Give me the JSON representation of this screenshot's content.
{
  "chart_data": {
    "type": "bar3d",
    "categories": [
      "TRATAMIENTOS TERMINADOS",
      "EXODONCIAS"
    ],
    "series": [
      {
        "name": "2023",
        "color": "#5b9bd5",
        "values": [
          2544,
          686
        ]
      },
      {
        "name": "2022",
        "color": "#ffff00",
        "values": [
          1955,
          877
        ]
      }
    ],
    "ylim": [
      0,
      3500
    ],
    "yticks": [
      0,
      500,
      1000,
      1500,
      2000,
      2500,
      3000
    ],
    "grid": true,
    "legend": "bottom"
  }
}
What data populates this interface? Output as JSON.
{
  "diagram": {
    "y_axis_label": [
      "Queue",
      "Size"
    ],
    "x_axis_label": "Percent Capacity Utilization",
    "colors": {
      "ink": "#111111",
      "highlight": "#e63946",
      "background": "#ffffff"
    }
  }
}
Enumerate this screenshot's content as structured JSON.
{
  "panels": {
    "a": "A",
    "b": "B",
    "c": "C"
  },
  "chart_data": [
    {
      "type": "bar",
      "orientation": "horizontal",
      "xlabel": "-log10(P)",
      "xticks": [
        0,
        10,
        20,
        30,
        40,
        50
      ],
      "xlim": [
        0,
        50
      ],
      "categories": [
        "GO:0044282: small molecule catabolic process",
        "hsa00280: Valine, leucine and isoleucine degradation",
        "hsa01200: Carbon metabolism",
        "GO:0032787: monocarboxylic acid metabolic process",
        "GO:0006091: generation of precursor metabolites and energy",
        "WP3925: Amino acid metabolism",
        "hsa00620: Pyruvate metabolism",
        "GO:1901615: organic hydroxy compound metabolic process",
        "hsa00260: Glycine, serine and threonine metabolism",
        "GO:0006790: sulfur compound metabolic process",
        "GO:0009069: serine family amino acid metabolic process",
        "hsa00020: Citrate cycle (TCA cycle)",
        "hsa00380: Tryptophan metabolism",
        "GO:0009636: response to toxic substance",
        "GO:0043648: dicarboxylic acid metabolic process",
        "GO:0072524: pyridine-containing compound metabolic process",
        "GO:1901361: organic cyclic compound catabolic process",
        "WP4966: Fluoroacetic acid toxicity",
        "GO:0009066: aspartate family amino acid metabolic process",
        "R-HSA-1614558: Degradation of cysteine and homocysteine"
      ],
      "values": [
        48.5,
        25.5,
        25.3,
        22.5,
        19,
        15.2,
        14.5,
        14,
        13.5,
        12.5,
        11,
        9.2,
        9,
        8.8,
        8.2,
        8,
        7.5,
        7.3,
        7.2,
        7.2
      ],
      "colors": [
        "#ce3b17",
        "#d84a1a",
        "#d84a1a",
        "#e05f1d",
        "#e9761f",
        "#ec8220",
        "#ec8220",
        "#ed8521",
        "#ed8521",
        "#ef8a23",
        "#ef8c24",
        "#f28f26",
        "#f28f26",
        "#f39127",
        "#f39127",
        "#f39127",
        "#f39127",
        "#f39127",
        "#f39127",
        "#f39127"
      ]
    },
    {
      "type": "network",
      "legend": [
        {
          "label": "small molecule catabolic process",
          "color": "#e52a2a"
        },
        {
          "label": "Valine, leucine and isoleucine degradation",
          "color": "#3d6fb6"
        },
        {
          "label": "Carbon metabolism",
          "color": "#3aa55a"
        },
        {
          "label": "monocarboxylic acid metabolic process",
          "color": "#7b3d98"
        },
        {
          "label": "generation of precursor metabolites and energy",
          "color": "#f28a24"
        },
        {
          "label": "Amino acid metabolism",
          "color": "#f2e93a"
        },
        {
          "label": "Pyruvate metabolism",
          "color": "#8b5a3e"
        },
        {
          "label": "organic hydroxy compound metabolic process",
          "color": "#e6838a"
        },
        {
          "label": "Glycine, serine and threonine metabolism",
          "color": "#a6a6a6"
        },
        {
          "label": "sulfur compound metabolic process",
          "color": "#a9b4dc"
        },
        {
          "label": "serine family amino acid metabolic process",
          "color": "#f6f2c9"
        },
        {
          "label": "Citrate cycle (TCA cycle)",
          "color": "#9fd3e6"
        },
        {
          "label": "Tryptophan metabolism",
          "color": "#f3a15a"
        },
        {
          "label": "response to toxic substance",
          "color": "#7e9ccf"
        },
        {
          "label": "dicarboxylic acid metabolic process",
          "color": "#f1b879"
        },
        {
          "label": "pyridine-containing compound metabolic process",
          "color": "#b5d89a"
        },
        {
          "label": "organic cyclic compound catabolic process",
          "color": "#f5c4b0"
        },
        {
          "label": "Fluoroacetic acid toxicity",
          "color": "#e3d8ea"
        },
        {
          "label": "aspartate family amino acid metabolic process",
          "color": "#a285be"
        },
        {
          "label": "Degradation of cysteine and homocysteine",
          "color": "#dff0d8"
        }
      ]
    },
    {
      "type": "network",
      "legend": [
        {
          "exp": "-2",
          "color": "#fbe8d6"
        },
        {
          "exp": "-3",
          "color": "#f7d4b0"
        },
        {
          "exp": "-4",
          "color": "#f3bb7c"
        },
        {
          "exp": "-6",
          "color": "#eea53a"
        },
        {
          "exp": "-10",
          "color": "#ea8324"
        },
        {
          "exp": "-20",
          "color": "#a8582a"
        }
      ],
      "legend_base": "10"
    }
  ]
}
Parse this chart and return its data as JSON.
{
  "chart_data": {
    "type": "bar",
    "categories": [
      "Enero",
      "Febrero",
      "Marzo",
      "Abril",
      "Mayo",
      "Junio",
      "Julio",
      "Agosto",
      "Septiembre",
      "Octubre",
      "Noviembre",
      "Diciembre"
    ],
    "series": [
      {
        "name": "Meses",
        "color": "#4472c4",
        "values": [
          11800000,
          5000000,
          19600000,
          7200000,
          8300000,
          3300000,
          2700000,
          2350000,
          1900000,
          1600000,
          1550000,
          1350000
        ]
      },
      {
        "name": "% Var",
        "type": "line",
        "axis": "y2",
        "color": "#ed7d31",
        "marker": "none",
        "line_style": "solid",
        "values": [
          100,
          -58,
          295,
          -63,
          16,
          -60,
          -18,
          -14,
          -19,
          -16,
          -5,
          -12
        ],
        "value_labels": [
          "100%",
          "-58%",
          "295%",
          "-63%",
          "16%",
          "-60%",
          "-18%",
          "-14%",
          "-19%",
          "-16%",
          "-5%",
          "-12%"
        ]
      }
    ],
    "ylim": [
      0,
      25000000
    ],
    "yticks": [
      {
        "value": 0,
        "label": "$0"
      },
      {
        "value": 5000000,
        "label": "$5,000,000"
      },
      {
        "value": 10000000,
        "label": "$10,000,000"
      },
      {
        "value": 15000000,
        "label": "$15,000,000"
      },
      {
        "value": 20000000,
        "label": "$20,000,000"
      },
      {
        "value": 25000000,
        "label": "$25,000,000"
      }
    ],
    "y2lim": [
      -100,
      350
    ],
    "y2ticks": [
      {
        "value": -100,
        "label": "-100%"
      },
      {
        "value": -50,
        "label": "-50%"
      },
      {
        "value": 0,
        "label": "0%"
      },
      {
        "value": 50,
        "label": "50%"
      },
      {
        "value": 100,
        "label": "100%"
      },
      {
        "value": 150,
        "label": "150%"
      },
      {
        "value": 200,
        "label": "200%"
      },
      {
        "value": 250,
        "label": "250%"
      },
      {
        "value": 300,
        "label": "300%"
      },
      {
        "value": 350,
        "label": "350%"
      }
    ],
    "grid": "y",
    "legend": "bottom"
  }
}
^^^^^^^^
*What you will do*
Write out every line exactly as it stands.

*Written solution*
Give me the JSON representation of this screenshot's content.
{
  "chart_data": {
    "type": "bar3d",
    "categories": [
      "TRATAMIENTOS TERMINADOS",
      "EXODONCIAS"
    ],
    "series": [
      {
        "name": "2023",
        "color": "#5b9bd5",
        "values": [
          2544,
          686
        ]
      },
      {
        "name": "2022",
        "color": "#ffff00",
        "values": [
          1955,
          877
        ]
      }
    ],
    "ylim": [
      0,
      3500
    ],
    "yticks": [
      0,
      500,
      1000,
      1500,
      2000,
      2500,
      3000
    ],
    "grid": true,
    "legend": "bottom"
  }
}
What data populates this interface? Output as JSON.
{
  "diagram": {
    "y_axis_label": [
      "Queue",
      "Size"
    ],
    "x_axis_label": "Percent Capacity Utilization",
    "colors": {
      "ink": "#111111",
      "highlight": "#e63946",
      "background": "#ffffff"
    }
  }
}
Enumerate this screenshot's content as structured JSON.
{
  "panels": {
    "a": "A",
    "b": "B",
    "c": "C"
  },
  "chart_data": [
    {
      "type": "bar",
      "orientation": "horizontal",
      "xlabel": "-log10(P)",
      "xticks": [
        0,
        10,
        20,
        30,
        40,
        50
      ],
      "xlim": [
        0,
        50
      ],
      "categories": [
        "GO:0044282: small molecule catabolic process",
        "hsa00280: Valine, leucine and isoleucine degradation",
        "hsa01200: Carbon metabolism",
        "GO:0032787: monocarboxylic acid metabolic process",
        "GO:0006091: generation of precursor metabolites and energy",
        "WP3925: Amino acid metabolism",
        "hsa00620: Pyruvate metabolism",
        "GO:1901615: organic hydroxy compound metabolic process",
        "hsa00260: Glycine, serine and threonine metabolism",
        "GO:0006790: sulfur compound metabolic process",
        "GO:0009069: serine family amino acid metabolic process",
        "hsa00020: Citrate cycle (TCA cycle)",
        "hsa00380: Tryptophan metabolism",
        "GO:0009636: response to toxic substance",
        "GO:0043648: dicarboxylic acid metabolic process",
        "GO:0072524: pyridine-containing compound metabolic process",
        "GO:1901361: organic cyclic compound catabolic process",
        "WP4966: Fluoroacetic acid toxicity",
        "GO:0009066: aspartate family amino acid metabolic process",
        "R-HSA-1614558: Degradation of cysteine and homocysteine"
      ],
      "values": [
        48.5,
        25.5,
        25.3,
        22.5,
        19,
        15.2,
        14.5,
        14,
        13.5,
        12.5,
        11,
        9.2,
        9,
        8.8,
        8.2,
        8,
        7.5,
        7.3,
        7.2,
        7.2
      ],
      "colors": [
        "#ce3b17",
        "#d84a1a",
        "#d84a1a",
        "#e05f1d",
        "#e9761f",
        "#ec8220",
        "#ec8220",
        "#ed8521",
        "#ed8521",
        "#ef8a23",
        "#ef8c24",
        "#f28f26",
        "#f28f26",
        "#f39127",
        "#f39127",
        "#f39127",
        "#f39127",
        "#f39127",
        "#f39127",
        "#f39127"
      ]
    },
    {
      "type": "network",
      "legend": [
        {
          "label": "small molecule catabolic process",
          "color": "#e52a2a"
        },
        {
          "label": "Valine, leucine and isoleucine degradation",
          "color": "#3d6fb6"
        },
        {
          "label": "Carbon metabolism",
          "color": "#3aa55a"
        },
        {
          "label": "monocarboxylic acid metabolic process",
          "color": "#7b3d98"
        },
        {
          "label": "generation of precursor metabolites and energy",
          "color": "#f28a24"
        },
        {
          "label": "Amino acid metabolism",
          "color": "#f2e93a"
        },
        {
          "label": "Pyruvate metabolism",
          "color": "#8b5a3e"
        },
        {
          "label": "organic hydroxy compound metabolic process",
          "color": "#e6838a"
        },
        {
          "label": "Glycine, serine and threonine metabolism",
          "color": "#a6a6a6"
        },
        {
          "label": "sulfur compound metabolic process",
          "color": "#a9b4dc"
        },
        {
          "label": "serine family amino acid metabolic process",
          "color": "#f6f2c9"
        },
        {
          "label": "Citrate cycle (TCA cycle)",
          "color": "#9fd3e6"
        },
        {
          "label": "Tryptophan metabolism",
          "color": "#f3a15a"
        },
        {
          "label": "response to toxic substance",
          "color": "#7e9ccf"
        },
        {
          "label": "dicarboxylic acid metabolic process",
          "color": "#f1b879"
        },
        {
          "label": "pyridine-containing compound metabolic process",
          "color": "#b5d89a"
        },
        {
          "label": "organic cyclic compound catabolic process",
          "color": "#f5c4b0"
        },
        {
          "label": "Fluoroacetic acid toxicity",
          "color": "#e3d8ea"
        },
        {
          "label": "aspartate family amino acid metabolic process",
          "color": "#a285be"
        },
        {
          "label": "Degradation of cysteine and homocysteine",
          "color": "#dff0d8"
        }
      ]
    },
    {
      "type": "network",
      "legend": [
        {
          "exp": "-2",
          "color": "#fbe8d6"
        },
        {
          "exp": "-3",
          "color": "#f7d4b0"
        },
        {
          "exp": "-4",
          "color": "#f3bb7c"
        },
        {
          "exp": "-6",
          "color": "#eea53a"
        },
        {
          "exp": "-10",
          "color": "#ea8324"
        },
        {
          "exp": "-20",
          "color": "#a8582a"
        }
      ],
      "legend_base": "10"
    }
  ]
}
Parse this chart and return its data as JSON.
{
  "chart_data": {
    "type": "bar",
    "categories": [
      "Enero",
      "Febrero",
      "Marzo",
      "Abril",
      "Mayo",
      "Junio",
      "Julio",
      "Agosto",
      "Septiembre",
      "Octubre",
      "Noviembre",
      "Diciembre"
    ],
    "series": [
      {
        "name": "Meses",
        "color": "#4472c4",
        "values": [
          11800000,
          5000000,
          19600000,
          7200000,
          8300000,
          3300000,
          2700000,
          2350000,
          1900000,
          1600000,
          1550000,
          1350000
        ]
      },
      {
        "name": "% Var",
        "type": "line",
        "axis": "y2",
        "color": "#ed7d31",
        "marker": "none",
        "line_style": "solid",
        "values": [
          100,
          -58,
          295,
          -63,
          16,
          -60,
          -18,
          -14,
          -19,
          -16,
          -5,
          -12
        ],
        "value_labels": [
          "100%",
          "-58%",
          "295%",
          "-63%",
          "16%",
          "-60%",
          "-18%",
          "-14%",
          "-19%",
          "-16%",
          "-5%",
          "-12%"
        ]
      }
    ],
    "ylim": [
      0,
      25000000
    ],
    "yticks": [
      {
        "value": 0,
        "label": "$0"
      },
      {
        "value": 5000000,
        "label": "$5,000,000"
      },
      {
        "value": 10000000,
        "label": "$10,000,000"
      },
      {
        "value": 15000000,
        "label": "$15,000,000"
      },
      {
        "value": 20000000,
        "label": "$20,000,000"
      },
      {
        "value": 25000000,
        "label": "$25,000,000"
      }
    ],
    "y2lim": [
      -100,
      350
    ],
    "y2ticks": [
      {
        "value": -100,
        "label": "-100%"
      },
      {
        "value": -50,
        "label": "-50%"
      },
      {
        "value": 0,
        "label": "0%"
      },
      {
        "value": 50,
        "label": "50%"
      },
      {
        "value": 100,
        "label": "100%"
      },
      {
        "value": 150,
        "label": "150%"
      },
      {
        "value": 200,
        "label": "200%"
      },
      {
        "value": 250,
        "label": "250%"
      },
      {
        "value": 300,
        "label": "300%"
      },
      {
        "value": 350,
        "label": "350%"
      }
    ],
    "grid": "y",
    "legend": "bottom"
  }
}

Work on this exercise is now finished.